>> Begin Material provided
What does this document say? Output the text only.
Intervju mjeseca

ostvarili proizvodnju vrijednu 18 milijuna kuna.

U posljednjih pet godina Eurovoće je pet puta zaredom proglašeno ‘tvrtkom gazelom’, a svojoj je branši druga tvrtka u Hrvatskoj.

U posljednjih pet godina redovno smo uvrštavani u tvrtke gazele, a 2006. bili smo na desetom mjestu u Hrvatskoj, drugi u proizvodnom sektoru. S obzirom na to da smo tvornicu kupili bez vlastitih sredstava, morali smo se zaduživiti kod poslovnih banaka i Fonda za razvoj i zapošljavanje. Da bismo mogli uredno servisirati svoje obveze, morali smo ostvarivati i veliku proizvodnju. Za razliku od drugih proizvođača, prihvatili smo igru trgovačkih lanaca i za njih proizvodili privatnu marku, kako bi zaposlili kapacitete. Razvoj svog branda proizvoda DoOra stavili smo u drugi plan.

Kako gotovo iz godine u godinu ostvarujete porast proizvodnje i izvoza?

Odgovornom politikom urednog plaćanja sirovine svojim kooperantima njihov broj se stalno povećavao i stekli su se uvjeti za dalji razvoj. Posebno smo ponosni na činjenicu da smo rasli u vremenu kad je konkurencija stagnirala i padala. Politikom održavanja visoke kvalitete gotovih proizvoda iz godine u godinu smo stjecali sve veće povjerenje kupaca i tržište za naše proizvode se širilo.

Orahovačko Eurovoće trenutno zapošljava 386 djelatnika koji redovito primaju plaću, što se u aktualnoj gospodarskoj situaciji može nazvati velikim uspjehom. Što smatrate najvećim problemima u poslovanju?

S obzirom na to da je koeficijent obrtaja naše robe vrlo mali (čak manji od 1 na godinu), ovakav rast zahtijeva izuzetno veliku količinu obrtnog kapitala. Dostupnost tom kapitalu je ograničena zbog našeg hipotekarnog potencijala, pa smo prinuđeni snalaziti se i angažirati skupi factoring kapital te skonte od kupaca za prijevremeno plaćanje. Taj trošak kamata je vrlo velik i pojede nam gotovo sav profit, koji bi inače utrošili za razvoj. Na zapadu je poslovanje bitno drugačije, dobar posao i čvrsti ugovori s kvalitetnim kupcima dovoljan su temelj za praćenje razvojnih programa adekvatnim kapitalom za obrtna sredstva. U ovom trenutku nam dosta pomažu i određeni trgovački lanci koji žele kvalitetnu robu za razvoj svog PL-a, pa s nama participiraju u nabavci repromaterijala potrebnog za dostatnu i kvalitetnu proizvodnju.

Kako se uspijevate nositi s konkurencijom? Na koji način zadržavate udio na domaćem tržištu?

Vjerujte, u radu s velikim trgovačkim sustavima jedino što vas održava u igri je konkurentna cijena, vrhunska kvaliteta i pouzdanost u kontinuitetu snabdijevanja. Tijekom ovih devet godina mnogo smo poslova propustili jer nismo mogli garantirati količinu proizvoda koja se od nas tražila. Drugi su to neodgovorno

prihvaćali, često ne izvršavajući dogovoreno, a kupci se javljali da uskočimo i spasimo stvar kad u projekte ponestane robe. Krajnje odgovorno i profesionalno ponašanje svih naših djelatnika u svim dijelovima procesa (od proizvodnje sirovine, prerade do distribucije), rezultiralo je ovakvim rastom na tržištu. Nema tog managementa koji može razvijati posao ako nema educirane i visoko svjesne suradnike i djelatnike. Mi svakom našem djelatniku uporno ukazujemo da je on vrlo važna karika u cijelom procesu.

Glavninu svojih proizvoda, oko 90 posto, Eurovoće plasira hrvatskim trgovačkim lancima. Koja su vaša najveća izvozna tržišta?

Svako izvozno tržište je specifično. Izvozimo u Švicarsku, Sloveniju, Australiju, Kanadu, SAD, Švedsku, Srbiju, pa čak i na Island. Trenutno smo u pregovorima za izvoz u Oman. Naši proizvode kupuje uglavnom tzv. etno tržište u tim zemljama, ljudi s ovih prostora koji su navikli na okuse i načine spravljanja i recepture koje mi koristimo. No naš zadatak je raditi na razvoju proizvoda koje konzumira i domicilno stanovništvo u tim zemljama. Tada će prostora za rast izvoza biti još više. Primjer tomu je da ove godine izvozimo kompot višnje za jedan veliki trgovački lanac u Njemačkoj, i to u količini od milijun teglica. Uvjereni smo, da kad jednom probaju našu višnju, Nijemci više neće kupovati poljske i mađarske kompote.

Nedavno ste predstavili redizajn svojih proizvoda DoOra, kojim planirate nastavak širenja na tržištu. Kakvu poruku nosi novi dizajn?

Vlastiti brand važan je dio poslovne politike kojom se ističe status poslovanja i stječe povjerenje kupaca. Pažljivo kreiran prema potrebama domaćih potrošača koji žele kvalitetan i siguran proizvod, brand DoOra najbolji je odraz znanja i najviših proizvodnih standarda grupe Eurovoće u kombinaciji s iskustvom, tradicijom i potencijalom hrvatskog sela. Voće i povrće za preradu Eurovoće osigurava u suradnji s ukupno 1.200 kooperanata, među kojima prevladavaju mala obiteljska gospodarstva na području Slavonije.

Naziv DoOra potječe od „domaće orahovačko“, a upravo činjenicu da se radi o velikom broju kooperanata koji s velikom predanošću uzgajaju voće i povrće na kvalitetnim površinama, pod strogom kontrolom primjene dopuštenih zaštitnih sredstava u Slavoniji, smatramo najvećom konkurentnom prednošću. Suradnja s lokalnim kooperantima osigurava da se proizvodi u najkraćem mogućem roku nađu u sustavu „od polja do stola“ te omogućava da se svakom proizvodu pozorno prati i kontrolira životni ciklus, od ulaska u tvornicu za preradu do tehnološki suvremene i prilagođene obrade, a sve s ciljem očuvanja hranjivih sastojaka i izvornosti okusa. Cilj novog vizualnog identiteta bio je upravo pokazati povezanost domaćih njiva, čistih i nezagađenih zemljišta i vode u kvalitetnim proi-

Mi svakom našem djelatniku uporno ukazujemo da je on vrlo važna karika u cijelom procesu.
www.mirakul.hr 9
>> End Material provided
>> Begin Material provided
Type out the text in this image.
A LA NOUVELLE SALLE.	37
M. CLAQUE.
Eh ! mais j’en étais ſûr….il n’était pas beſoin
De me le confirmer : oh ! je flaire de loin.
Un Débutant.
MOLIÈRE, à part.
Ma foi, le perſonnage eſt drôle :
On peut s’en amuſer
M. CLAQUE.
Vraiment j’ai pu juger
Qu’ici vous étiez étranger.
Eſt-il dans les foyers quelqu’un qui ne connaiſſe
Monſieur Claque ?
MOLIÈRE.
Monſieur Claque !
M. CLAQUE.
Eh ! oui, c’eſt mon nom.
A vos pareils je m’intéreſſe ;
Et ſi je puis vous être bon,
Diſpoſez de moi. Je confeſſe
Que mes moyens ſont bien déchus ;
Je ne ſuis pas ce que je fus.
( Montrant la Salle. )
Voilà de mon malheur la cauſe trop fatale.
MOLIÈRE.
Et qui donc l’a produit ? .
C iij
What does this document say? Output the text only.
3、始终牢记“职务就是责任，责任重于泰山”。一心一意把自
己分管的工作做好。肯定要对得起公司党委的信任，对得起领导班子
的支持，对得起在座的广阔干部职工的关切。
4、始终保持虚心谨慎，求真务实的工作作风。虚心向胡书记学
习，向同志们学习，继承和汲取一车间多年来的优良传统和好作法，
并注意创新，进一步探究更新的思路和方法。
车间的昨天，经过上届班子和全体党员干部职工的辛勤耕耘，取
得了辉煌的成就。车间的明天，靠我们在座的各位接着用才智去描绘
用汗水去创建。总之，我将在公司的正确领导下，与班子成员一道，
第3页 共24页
>> End Material provided
>> Begin Material provided
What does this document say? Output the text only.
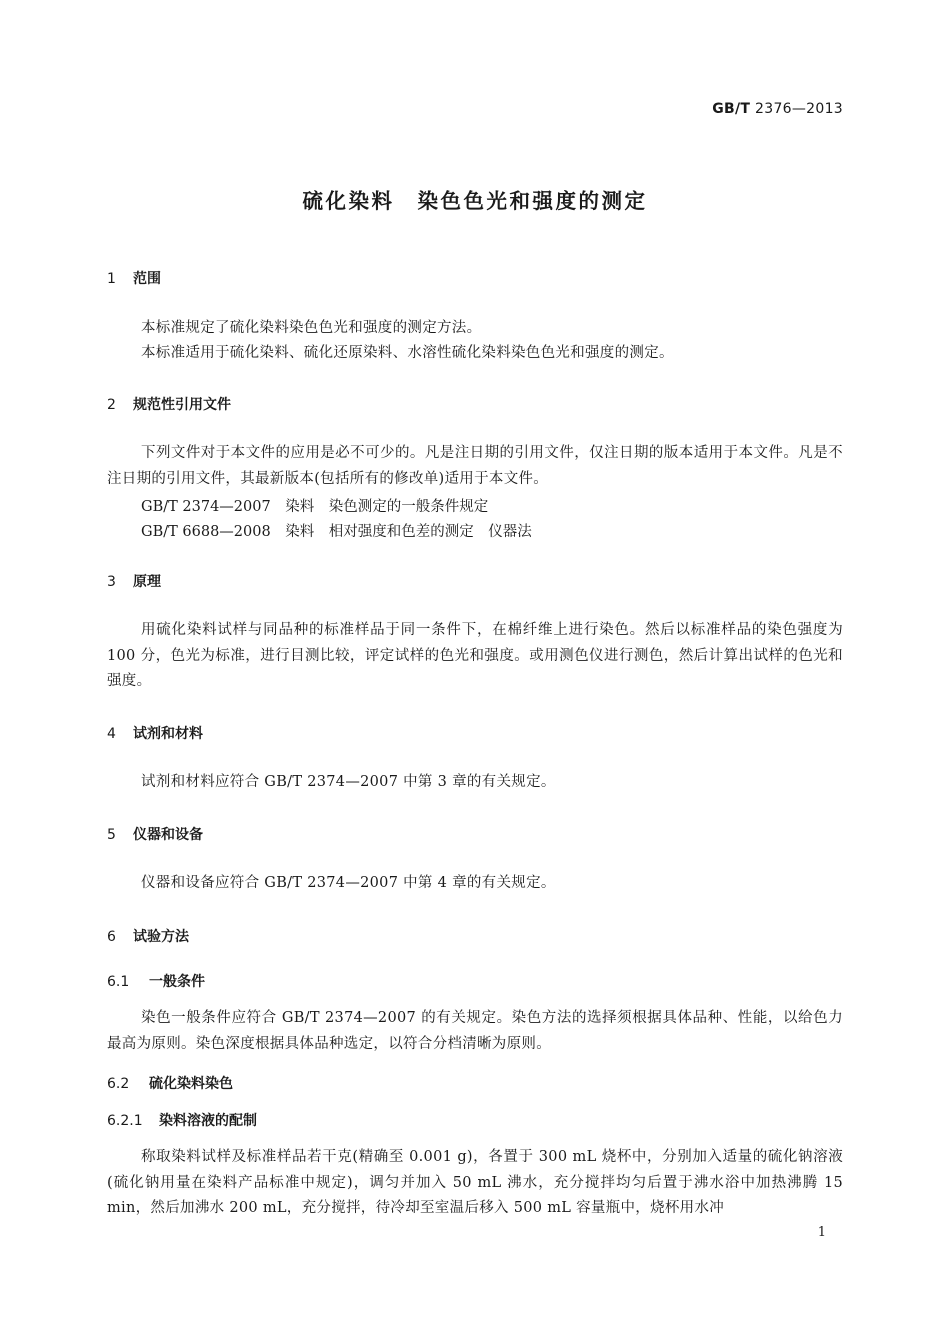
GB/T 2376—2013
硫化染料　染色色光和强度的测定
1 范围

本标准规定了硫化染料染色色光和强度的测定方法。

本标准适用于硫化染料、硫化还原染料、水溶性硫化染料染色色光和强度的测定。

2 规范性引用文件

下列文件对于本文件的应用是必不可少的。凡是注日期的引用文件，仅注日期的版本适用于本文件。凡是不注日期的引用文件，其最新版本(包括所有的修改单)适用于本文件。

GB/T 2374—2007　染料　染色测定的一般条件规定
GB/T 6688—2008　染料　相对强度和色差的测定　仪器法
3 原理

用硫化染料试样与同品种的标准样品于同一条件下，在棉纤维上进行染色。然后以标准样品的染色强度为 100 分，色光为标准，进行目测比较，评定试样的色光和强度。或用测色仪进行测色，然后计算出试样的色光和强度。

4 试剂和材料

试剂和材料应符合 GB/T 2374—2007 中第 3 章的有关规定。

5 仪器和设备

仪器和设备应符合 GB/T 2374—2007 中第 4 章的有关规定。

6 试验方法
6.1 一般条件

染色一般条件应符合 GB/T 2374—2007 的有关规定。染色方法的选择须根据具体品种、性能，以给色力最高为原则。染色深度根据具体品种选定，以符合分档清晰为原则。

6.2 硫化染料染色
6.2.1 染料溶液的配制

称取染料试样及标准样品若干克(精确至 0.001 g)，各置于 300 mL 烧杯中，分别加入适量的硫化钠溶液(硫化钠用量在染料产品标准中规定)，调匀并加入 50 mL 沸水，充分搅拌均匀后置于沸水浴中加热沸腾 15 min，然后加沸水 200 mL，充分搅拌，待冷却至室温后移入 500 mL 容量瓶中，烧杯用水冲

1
>> End Material provided
_Work to be completed_
Find and copy every line in the entries above where the string "vous" occurs.

_Worked answer_
Qu’ici vous étiez étranger.
Et ſi je puis vous être bon,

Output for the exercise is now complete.